## Task objective
Identify all lines in the data containing the string "this". Copy them out.

───── Given information

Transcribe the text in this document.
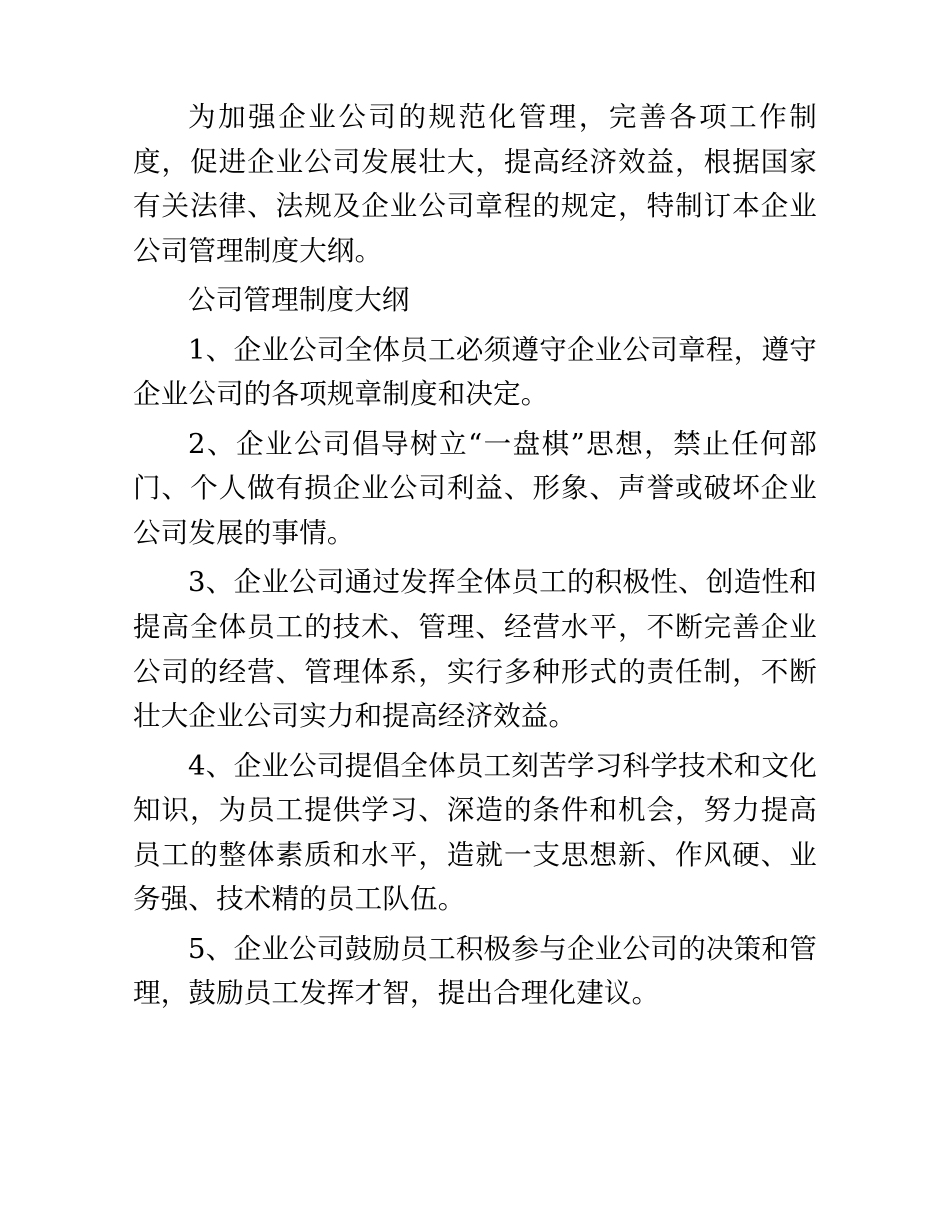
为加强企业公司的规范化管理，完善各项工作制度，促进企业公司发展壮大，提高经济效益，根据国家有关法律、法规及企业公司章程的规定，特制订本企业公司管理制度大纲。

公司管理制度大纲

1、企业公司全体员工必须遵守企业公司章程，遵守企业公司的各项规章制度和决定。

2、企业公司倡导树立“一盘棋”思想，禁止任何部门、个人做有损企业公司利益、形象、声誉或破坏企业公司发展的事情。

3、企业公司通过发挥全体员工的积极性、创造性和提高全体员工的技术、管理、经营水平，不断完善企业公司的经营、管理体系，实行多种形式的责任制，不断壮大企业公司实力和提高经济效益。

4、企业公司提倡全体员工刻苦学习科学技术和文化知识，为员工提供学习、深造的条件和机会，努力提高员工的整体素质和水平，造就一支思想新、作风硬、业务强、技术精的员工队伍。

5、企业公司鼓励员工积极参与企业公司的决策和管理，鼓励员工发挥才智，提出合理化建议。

──────────
───── Given information

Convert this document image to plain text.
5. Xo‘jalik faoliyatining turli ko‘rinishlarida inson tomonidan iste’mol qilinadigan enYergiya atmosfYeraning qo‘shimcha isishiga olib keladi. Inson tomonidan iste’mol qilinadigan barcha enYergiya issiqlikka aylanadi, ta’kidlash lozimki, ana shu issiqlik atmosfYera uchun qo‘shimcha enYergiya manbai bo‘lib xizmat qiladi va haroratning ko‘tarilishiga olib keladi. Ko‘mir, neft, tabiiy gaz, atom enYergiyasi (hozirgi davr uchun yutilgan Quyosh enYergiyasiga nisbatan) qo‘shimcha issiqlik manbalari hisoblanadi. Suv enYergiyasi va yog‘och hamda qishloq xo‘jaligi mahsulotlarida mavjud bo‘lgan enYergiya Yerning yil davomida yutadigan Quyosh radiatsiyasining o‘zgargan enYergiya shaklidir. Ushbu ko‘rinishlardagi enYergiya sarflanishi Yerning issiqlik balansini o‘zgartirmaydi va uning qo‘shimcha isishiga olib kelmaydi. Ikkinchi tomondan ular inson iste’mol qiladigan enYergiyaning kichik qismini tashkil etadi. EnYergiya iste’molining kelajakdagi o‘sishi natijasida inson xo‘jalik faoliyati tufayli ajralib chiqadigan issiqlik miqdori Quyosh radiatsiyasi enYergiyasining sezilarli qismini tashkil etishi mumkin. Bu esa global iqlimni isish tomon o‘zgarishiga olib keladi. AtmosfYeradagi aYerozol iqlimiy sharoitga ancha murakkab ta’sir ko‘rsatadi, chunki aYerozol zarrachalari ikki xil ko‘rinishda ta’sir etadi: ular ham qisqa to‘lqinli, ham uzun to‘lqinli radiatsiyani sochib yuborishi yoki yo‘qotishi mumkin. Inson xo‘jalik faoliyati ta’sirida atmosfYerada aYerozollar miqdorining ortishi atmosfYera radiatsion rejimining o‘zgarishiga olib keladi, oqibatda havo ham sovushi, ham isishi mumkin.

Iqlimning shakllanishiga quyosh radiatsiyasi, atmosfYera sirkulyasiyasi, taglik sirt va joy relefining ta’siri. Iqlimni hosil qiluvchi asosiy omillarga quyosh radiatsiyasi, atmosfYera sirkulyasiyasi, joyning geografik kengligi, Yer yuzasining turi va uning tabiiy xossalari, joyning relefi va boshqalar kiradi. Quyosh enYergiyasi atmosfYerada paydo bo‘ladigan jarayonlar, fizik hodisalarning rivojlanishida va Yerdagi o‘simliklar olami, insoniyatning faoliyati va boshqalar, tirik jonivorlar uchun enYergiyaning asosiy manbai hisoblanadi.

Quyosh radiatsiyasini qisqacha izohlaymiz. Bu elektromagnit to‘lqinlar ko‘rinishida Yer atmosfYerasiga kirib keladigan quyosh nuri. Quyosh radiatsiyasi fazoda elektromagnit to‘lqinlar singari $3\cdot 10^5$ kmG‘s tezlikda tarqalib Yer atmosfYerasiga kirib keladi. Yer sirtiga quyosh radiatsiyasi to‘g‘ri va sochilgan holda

──────────

## Complete answer
Transcribe the text in this document.
Convert this document image to plain text.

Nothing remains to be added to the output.